* START *

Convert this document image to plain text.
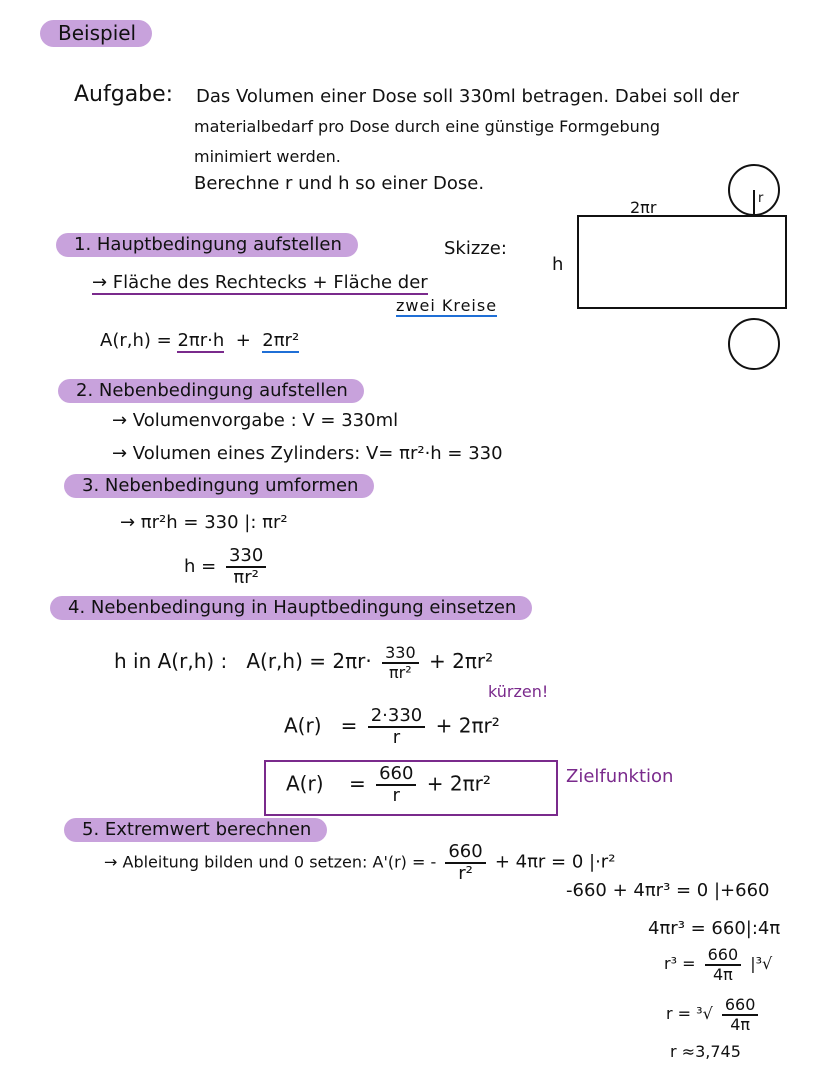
Beispiel
Aufgabe: Das Volumen einer Dose soll 330ml betragen. Dabei soll der
materialbedarf pro Dose durch eine günstige Formgebung
minimiert werden.
Berechne r und h so einer Dose.
Skizze:
2πr
h
r
1. Hauptbedingung aufstellen
→ Fläche des Rechtecks + Fläche der
zwei Kreise
A(r,h) = 2πr·h + 2πr²
2. Nebenbedingung aufstellen
→ Volumenvorgabe : V = 330ml
→ Volumen eines Zylinders: V= πr²·h = 330
3. Nebenbedingung umformen
→ πr²h = 330 |: πr²
$h = \frac{330}{\text{πr²}}$
4. Nebenbedingung in Hauptbedingung einsetzen
h in A(r,h) : $A(r,h) = 2\pi r\cdot \frac{330}{\text{πr²}} + 2\pi r^2$
kürzen!
$A(r) = \frac{2\cdot 330}{r} + 2\pi r^2$
$A(r) = \frac{660}{r} + 2\pi r^2$	Zielfunktion
5. Extremwert berechnen
→ Ableitung bilden und 0 setzen: A'(r) = - $\frac{660}{\text{r²}} + 4\pi r = 0$ |·r²
-660 + 4πr³ = 0 |+660
4πr³ = 660|:4π
$r^3 = \frac{660}{4\pi} |^3√$
$r = ^3√ \frac{660}{4\pi}$
r ≈3,745
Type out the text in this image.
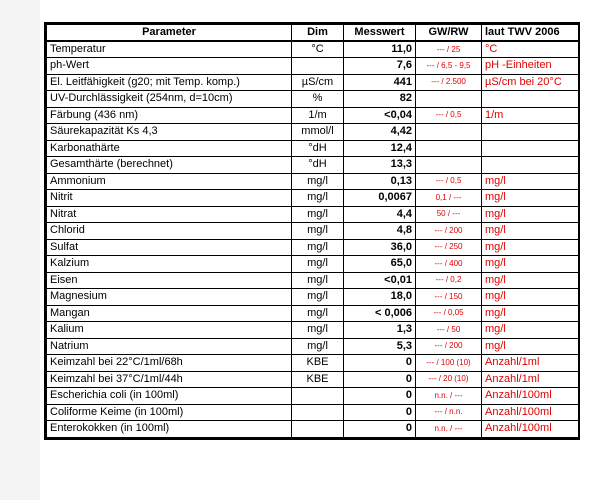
Parameter	Dim	Messwert	GW/RW	laut TWV 2006
Temperatur	°C	11,0	--- / 25	°C
ph-Wert		7,6	--- / 6,5 - 9,5	pH -Einheiten
El. Leitfähigkeit (g20; mit Temp. komp.)	µS/cm	441	--- / 2.500	µS/cm bei 20°C
UV-Durchlässigkeit (254nm, d=10cm)	%	82		
Färbung (436 nm)	1/m	<0,04	--- / 0,5	1/m
Säurekapazität Ks 4,3	mmol/l	4,42		
Karbonathärte	°dH	12,4		
Gesamthärte (berechnet)	°dH	13,3		
Ammonium	mg/l	0,13	--- / 0,5	mg/l
Nitrit	mg/l	0,0067	0,1 / ---	mg/l
Nitrat	mg/l	4,4	50 / ---	mg/l
Chlorid	mg/l	4,8	--- / 200	mg/l
Sulfat	mg/l	36,0	--- / 250	mg/l
Kalzium	mg/l	65,0	--- / 400	mg/l
Eisen	mg/l	<0,01	--- / 0,2	mg/l
Magnesium	mg/l	18,0	--- / 150	mg/l
Mangan	mg/l	< 0,006	--- / 0,05	mg/l
Kalium	mg/l	1,3	--- / 50	mg/l
Natrium	mg/l	5,3	--- / 200	mg/l
Keimzahl bei 22°C/1ml/68h	KBE	0	--- / 100 (10)	Anzahl/1ml
Keimzahl bei 37°C/1ml/44h	KBE	0	--- / 20 (10)	Anzahl/1ml
Escherichia coli (in 100ml)		0	n.n. / ---	Anzahl/100ml
Coliforme Keime (in 100ml)		0	--- / n.n.	Anzahl/100ml
Enterokokken (in 100ml)		0	n.n. / ---	Anzahl/100ml
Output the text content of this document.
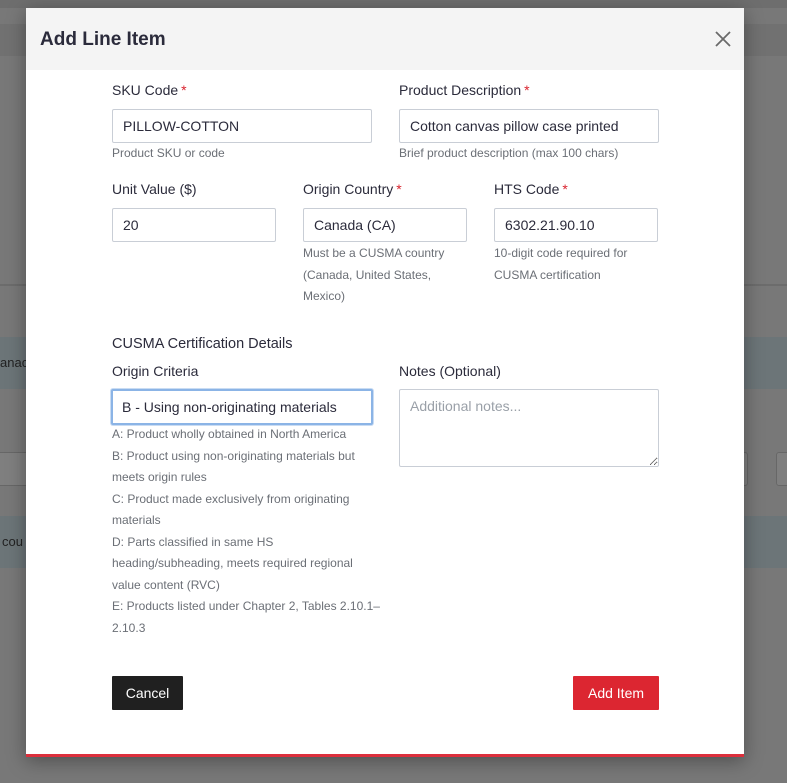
Add Line Item
SKU Code *
PILLOW-COTTON
Product SKU or code
Product Description *
Cotton canvas pillow case printed
Brief product description (max 100 chars)
Unit Value ($)
20	Origin Country *
Canada (CA)

Must be a CUSMA country

(Canada, United States,

Mexico)

HTS Code *
6302.21.90.10

10-digit code required for

CUSMA certification

CUSMA Certification Details
Origin Criteria
B - Using non-originating materials

A: Product wholly obtained in North America

B: Product using non-originating materials but

meets origin rules

C: Product made exclusively from originating

materials

D: Parts classified in same HS

heading/subheading, meets required regional

value content (RVC)

E: Products listed under Chapter 2, Tables 2.10.1–

2.10.3

Notes (Optional)
Additional notes...
Cancel	Add Item
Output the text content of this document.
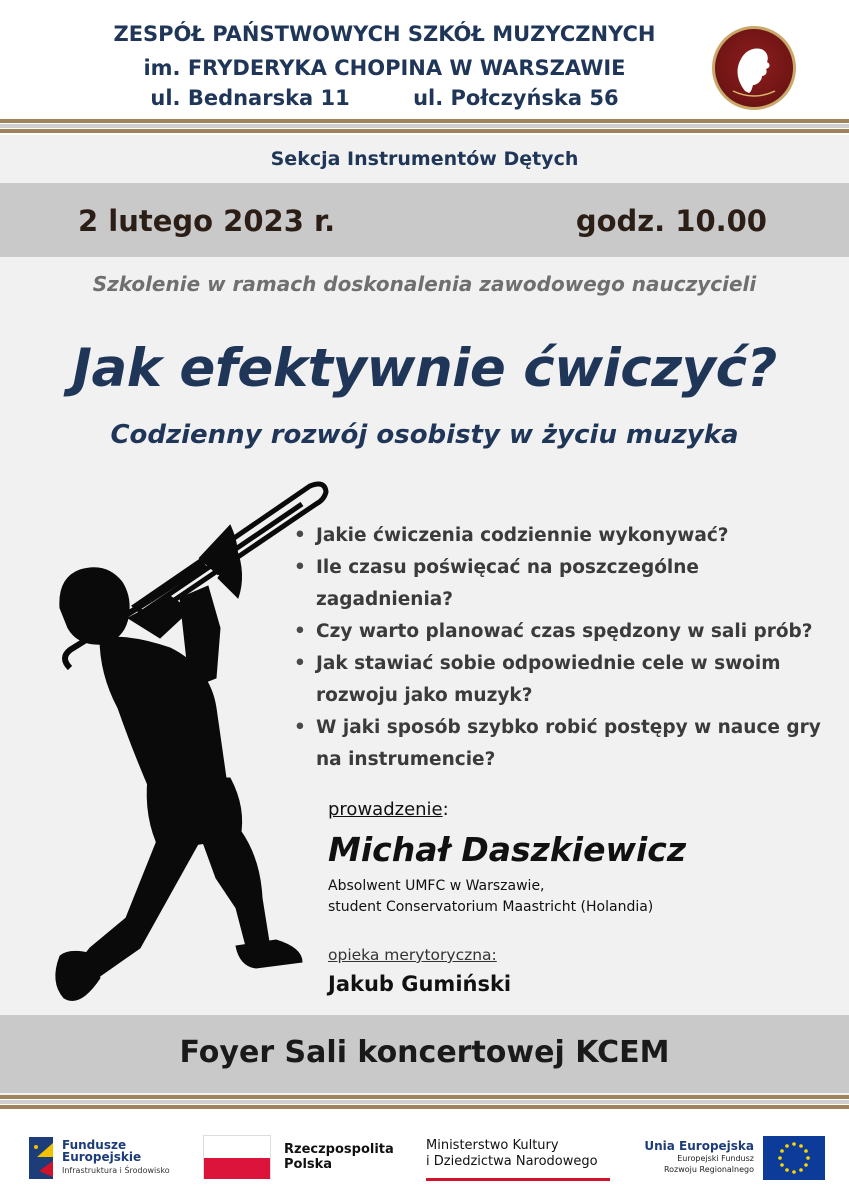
ZESPÓŁ PAŃSTWOWYCH SZKÓŁ MUZYCZNYCH
im. FRYDERYKA CHOPINA W WARSZAWIE
ul. Bednarska 11	ul. Połczyńska 56
Sekcja Instrumentów Dętych
2 lutego 2023 r.	godz. 10.00
Szkolenie w ramach doskonalenia zawodowego nauczycieli
Jak efektywnie ćwiczyć?
Codzienny rozwój osobisty w życiu muzyka
• Jakie ćwiczenia codziennie wykonywać?
• Ile czasu poświęcać na poszczególne zagadnienia?
• Czy warto planować czas spędzony w sali prób?
• Jak stawiać sobie odpowiednie cele w swoim rozwoju jako muzyk?
• W jaki sposób szybko robić postępy w nauce gry na instrumencie?
prowadzenie:
Michał Daszkiewicz
Absolwent UMFC w Warszawie,
student Conservatorium Maastricht (Holandia)
opieka merytoryczna:
Jakub Gumiński
Foyer Sali koncertowej KCEM
Fundusze
Europejskie
Infrastruktura i Środowisko
Rzeczpospolita
Polska
Ministerstwo Kultury
i Dziedzictwa Narodowego
Unia Europejska
Europejski Fundusz
Rozwoju Regionalnego
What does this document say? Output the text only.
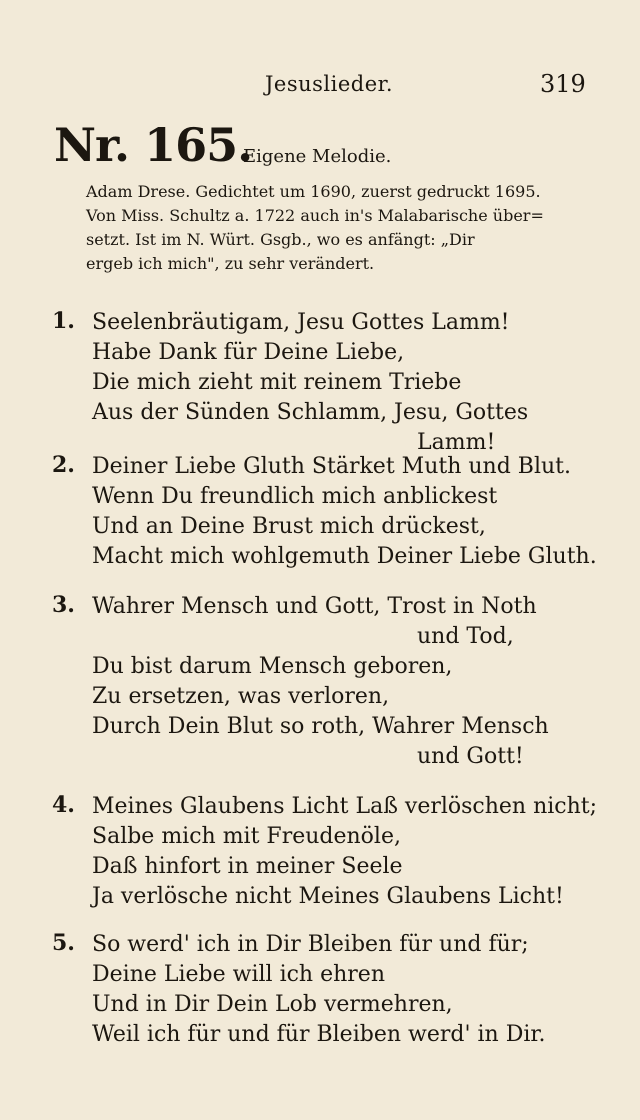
Jesuslieder.	319
Nr. 165.
Eigene Melodie.
Adam Drese. Gedichtet um 1690, zuerst gedruckt 1695.
Von Miss. Schultz a. 1722 auch in's Malabarische über=
setzt. Ist im N. Würt. Gsgb., wo es anfängt: „Dir
ergeb ich mich", zu sehr verändert.
1. Seelenbräutigam, Jesu Gottes Lamm!
Habe Dank für Deine Liebe,
Die mich zieht mit reinem Triebe
Aus der Sünden Schlamm, Jesu, Gottes
Lamm!
2. Deiner Liebe Gluth Stärket Muth und Blut.
Wenn Du freundlich mich anblickest
Und an Deine Brust mich drückest,
Macht mich wohlgemuth Deiner Liebe Gluth.
3. Wahrer Mensch und Gott, Trost in Noth
und Tod,
Du bist darum Mensch geboren,
Zu ersetzen, was verloren,
Durch Dein Blut so roth, Wahrer Mensch
und Gott!
4. Meines Glaubens Licht Laß verlöschen nicht;
Salbe mich mit Freudenöle,
Daß hinfort in meiner Seele
Ja verlösche nicht Meines Glaubens Licht!
5. So werd' ich in Dir Bleiben für und für;
Deine Liebe will ich ehren
Und in Dir Dein Lob vermehren,
Weil ich für und für Bleiben werd' in Dir.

* END *

**Exercise task**
Only the lines from the line bearing "What does this" to the end of the listing above, both inclusive, should be extracted verbatim; the pictures are excluded.

**Result of the task**
What does this document say? Output the text only.
Jesuslieder.	319
Nr. 165.
Eigene Melodie.
Adam Drese. Gedichtet um 1690, zuerst gedruckt 1695.
Von Miss. Schultz a. 1722 auch in's Malabarische über=
setzt. Ist im N. Würt. Gsgb., wo es anfängt: „Dir
ergeb ich mich", zu sehr verändert.
1. Seelenbräutigam, Jesu Gottes Lamm!
Habe Dank für Deine Liebe,
Die mich zieht mit reinem Triebe
Aus der Sünden Schlamm, Jesu, Gottes
Lamm!
2. Deiner Liebe Gluth Stärket Muth und Blut.
Wenn Du freundlich mich anblickest
Und an Deine Brust mich drückest,
Macht mich wohlgemuth Deiner Liebe Gluth.
3. Wahrer Mensch und Gott, Trost in Noth
und Tod,
Du bist darum Mensch geboren,
Zu ersetzen, was verloren,
Durch Dein Blut so roth, Wahrer Mensch
und Gott!
4. Meines Glaubens Licht Laß verlöschen nicht;
Salbe mich mit Freudenöle,
Daß hinfort in meiner Seele
Ja verlösche nicht Meines Glaubens Licht!
5. So werd' ich in Dir Bleiben für und für;
Deine Liebe will ich ehren
Und in Dir Dein Lob vermehren,
Weil ich für und für Bleiben werd' in Dir.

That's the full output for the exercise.